▸ **What to do**
Copy every entry exactly.
====== Exercise materials ======
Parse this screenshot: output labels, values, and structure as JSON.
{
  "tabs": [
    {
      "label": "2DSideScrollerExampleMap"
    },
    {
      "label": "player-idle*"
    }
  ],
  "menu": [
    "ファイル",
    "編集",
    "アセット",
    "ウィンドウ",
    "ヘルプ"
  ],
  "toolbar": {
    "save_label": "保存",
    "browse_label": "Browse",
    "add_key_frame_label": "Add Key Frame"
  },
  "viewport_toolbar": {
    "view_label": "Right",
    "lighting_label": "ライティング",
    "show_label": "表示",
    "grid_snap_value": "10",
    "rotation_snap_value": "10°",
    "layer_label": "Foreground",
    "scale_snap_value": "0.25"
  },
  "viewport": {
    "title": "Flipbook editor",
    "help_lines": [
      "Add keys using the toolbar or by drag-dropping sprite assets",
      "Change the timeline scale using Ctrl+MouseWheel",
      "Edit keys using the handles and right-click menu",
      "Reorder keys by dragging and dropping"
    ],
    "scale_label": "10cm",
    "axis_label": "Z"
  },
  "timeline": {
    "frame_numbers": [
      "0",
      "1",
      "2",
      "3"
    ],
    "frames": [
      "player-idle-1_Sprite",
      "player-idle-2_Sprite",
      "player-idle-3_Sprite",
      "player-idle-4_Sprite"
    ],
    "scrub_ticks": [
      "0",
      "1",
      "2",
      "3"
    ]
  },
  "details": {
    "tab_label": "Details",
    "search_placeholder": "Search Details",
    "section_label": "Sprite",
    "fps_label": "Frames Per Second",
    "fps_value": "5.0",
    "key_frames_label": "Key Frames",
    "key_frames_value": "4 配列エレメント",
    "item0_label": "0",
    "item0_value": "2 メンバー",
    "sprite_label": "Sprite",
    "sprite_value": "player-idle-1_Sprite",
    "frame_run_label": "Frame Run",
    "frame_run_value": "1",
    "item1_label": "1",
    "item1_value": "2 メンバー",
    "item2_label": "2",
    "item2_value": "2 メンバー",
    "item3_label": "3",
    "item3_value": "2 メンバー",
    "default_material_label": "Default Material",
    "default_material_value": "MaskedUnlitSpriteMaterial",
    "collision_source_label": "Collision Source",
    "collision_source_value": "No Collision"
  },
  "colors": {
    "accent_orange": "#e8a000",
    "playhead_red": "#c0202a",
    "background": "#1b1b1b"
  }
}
======
▸ **Solution to this problem**
Parse this screenshot: output labels, values, and structure as JSON.
{
  "tabs": [
    {
      "label": "2DSideScrollerExampleMap"
    },
    {
      "label": "player-idle*"
    }
  ],
  "menu": [
    "ファイル",
    "編集",
    "アセット",
    "ウィンドウ",
    "ヘルプ"
  ],
  "toolbar": {
    "save_label": "保存",
    "browse_label": "Browse",
    "add_key_frame_label": "Add Key Frame"
  },
  "viewport_toolbar": {
    "view_label": "Right",
    "lighting_label": "ライティング",
    "show_label": "表示",
    "grid_snap_value": "10",
    "rotation_snap_value": "10°",
    "layer_label": "Foreground",
    "scale_snap_value": "0.25"
  },
  "viewport": {
    "title": "Flipbook editor",
    "help_lines": [
      "Add keys using the toolbar or by drag-dropping sprite assets",
      "Change the timeline scale using Ctrl+MouseWheel",
      "Edit keys using the handles and right-click menu",
      "Reorder keys by dragging and dropping"
    ],
    "scale_label": "10cm",
    "axis_label": "Z"
  },
  "timeline": {
    "frame_numbers": [
      "0",
      "1",
      "2",
      "3"
    ],
    "frames": [
      "player-idle-1_Sprite",
      "player-idle-2_Sprite",
      "player-idle-3_Sprite",
      "player-idle-4_Sprite"
    ],
    "scrub_ticks": [
      "0",
      "1",
      "2",
      "3"
    ]
  },
  "details": {
    "tab_label": "Details",
    "search_placeholder": "Search Details",
    "section_label": "Sprite",
    "fps_label": "Frames Per Second",
    "fps_value": "5.0",
    "key_frames_label": "Key Frames",
    "key_frames_value": "4 配列エレメント",
    "item0_label": "0",
    "item0_value": "2 メンバー",
    "sprite_label": "Sprite",
    "sprite_value": "player-idle-1_Sprite",
    "frame_run_label": "Frame Run",
    "frame_run_value": "1",
    "item1_label": "1",
    "item1_value": "2 メンバー",
    "item2_label": "2",
    "item2_value": "2 メンバー",
    "item3_label": "3",
    "item3_value": "2 メンバー",
    "default_material_label": "Default Material",
    "default_material_value": "MaskedUnlitSpriteMaterial",
    "collision_source_label": "Collision Source",
    "collision_source_value": "No Collision"
  },
  "colors": {
    "accent_orange": "#e8a000",
    "playhead_red": "#c0202a",
    "background": "#1b1b1b"
  }
}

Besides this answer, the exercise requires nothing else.